Desse modo, o que vincula um súdito a outro, e cada um ao soberano no interior do Estado?

Diz-nos Hobbes que:

[...] os homens criaram um homem artificial, a que chamamos república, para

alcançar a paz e com isso a sua conservação, também criaram laços artificiais,

chamados leis civis, os quais eles mesmos, mediante pactos mútuos, prenderam

numa das pontas à boca daquele homem ou assembleia a quem confiaram o

poder soberano, e na outra ponta os seus próprios ouvidos. Ainda que esses laços

sejam fracos pela sua própria natureza, é, no entanto, possível mantê-los, pelo

perigo, embora não pela dificuldade de os romper. [...] as leis não têm poder

algum para os proteger, se não houver uma espada nas mãos de um homem, ou

homens encarregados de pôr as leis em execução. [...] não devemos, todavia,

concluir que com essa liberdade fica abolido ou limitado o poder soberano de

vida e de morte. Porque já foi mostrado que nada que o soberano representante

faça a um súdito pode, sob nenhum pretexto, ser propriamente chamado injustiça

ou dano. Porque cada súdito é autor de todos os atos praticados pelo soberano, de

modo que a este nunca falta o direito seja ao que for [...] (HOBBES, 2014, p.

[Registros de elementos e coordenadas]
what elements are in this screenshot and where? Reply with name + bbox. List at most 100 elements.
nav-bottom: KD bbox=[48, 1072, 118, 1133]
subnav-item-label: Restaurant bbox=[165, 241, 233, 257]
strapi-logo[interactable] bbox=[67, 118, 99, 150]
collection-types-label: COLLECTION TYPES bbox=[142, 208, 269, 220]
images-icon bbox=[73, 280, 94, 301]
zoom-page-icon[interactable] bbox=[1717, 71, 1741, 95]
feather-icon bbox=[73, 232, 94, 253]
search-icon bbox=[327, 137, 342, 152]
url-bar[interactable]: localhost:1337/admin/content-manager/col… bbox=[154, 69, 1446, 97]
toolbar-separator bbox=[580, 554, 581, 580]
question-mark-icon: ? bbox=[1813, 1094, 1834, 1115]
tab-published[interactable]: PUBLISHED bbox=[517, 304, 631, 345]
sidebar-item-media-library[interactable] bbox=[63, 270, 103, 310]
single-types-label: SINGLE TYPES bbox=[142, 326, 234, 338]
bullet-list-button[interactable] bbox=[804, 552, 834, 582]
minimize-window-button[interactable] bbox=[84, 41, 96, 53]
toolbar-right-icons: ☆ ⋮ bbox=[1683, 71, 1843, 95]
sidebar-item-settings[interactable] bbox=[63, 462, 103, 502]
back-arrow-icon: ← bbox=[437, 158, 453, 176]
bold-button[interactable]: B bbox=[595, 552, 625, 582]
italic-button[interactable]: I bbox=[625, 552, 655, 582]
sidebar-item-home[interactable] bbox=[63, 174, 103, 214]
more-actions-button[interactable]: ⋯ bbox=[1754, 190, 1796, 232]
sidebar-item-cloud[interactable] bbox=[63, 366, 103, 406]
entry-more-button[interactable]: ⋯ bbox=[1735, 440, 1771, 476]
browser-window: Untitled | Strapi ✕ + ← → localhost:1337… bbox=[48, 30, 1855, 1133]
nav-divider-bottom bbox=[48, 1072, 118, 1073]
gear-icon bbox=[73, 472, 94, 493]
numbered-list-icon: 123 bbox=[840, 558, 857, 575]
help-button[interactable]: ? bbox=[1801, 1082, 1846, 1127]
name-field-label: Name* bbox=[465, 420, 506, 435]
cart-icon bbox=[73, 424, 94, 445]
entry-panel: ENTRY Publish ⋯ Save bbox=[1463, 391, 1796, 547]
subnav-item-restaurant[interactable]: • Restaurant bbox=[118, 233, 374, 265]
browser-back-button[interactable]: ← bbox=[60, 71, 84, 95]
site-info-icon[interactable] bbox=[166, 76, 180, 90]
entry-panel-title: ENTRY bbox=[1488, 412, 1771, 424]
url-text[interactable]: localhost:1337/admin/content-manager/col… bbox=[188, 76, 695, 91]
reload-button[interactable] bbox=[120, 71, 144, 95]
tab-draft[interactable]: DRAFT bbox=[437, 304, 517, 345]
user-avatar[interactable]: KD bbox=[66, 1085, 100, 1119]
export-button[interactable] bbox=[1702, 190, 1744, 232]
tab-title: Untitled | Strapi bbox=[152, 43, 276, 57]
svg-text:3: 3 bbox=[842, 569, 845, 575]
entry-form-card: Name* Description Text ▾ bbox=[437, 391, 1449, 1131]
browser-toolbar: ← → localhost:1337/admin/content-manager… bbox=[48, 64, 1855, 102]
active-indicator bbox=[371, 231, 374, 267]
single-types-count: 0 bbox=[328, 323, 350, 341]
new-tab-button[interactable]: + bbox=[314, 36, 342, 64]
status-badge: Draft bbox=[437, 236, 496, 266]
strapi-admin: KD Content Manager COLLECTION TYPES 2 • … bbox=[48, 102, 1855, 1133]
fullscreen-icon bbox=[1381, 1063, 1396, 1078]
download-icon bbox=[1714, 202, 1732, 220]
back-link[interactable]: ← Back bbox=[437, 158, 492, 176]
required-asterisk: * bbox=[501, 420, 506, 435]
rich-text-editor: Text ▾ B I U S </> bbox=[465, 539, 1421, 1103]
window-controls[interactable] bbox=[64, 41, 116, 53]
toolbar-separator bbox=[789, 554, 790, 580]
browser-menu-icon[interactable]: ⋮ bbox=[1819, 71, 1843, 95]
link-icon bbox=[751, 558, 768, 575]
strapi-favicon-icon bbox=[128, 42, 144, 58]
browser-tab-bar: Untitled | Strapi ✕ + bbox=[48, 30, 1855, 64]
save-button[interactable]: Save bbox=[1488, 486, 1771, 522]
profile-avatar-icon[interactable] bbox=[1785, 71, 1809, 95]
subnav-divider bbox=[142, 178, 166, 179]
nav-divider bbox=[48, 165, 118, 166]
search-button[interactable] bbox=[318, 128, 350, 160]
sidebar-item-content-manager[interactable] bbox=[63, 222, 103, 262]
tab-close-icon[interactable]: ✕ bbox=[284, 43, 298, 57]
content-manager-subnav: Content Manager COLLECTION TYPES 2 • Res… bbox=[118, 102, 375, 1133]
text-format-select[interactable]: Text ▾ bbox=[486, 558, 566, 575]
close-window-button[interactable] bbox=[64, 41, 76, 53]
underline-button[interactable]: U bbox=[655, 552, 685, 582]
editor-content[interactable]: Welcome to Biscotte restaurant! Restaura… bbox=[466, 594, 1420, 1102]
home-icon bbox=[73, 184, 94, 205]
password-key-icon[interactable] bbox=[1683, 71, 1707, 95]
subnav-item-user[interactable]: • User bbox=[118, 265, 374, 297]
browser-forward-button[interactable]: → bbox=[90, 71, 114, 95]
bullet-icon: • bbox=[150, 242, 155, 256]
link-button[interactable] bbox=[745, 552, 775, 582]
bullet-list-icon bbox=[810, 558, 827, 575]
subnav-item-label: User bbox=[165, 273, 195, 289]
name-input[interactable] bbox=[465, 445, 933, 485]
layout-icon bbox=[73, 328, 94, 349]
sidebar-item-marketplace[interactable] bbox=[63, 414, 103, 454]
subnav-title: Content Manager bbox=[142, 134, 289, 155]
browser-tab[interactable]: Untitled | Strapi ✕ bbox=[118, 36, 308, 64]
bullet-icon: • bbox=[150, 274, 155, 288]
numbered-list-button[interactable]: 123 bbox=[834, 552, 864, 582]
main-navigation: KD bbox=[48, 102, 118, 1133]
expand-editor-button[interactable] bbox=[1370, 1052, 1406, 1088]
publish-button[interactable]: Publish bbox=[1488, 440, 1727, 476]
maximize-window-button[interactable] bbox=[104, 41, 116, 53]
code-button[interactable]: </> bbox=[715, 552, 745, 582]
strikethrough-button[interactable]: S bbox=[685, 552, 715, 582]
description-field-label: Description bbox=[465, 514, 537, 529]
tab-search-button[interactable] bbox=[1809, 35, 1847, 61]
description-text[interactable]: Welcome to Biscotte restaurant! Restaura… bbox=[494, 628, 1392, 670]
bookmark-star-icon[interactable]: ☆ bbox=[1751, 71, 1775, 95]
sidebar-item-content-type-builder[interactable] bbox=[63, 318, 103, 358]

• **TAREFA OBRIGATÓRIA A**
No trecho sobre Hobbes e as leis civis, que nome recebem os laços artificiais criados pelos homens?
• **TAREFA OBRIGATÓRIA B**
Relacione todas as partes do corpo humano mencionadas no trecho sobre Hobbes e as leis civis.
• **TAREFA OBRIGATÓRIA C**
Retome o trecho sobre Hobbes e as leis civis, dando-lhe continuidade a partir do ponto em que se interrompe.

• **RESPOSTA A**
Leis civis.

• **RESPOSTA B**
Boca, ouvidos e mãos.

• **RESPOSTA C**
181-182).

O vínculo entre os súditos, e entre os súditos e o soberano é mantido pelas leis civis,

criadas, segundo o procedimento estabelecido pelo soberano que, pelo pacto, adquiriu o

direito ao monopólio de estabelecê-las. As leis civis são laços artificiais que estabelecem as

diferenças entre o bem e o mal, o lícito e o ilícito, o justo e o injusto. Tornam-se a medida

comum, a ordem jurídica posta, o horizonte de sentido para o agir no interior do Estado. As

leis civis encontram-se amarradas à boca do soberano e aos ouvidos dos súditos, apesar da

força persuasiva que possuem, são insuficientes para cumprir o fim para o qual o Estado foi

criado, promover a segurança e garantir a paz. A plenitude do poder soberano, onipotente na

sua atividade de legislar, se completa com a força da espada monopolizada por ele (Cf.

BOBBIO, 2006, p. 38).

Daí a necessidade da espada, da força organizada para dar execução à lei civil. Esta,

como expressão da vontade do poder soberano, fixa o que é obrigatório e proibido. No seu

silêncio, o que é permitido. Isto é, o que o súdito deve fazer, o que não deve fazer, e o que ele

pode fazer quando a lei silencia a esse respeito. Ainda assim, pela própria natureza desses

laços, é o perigo da guerra generalizada que obriga os súditos à obediência.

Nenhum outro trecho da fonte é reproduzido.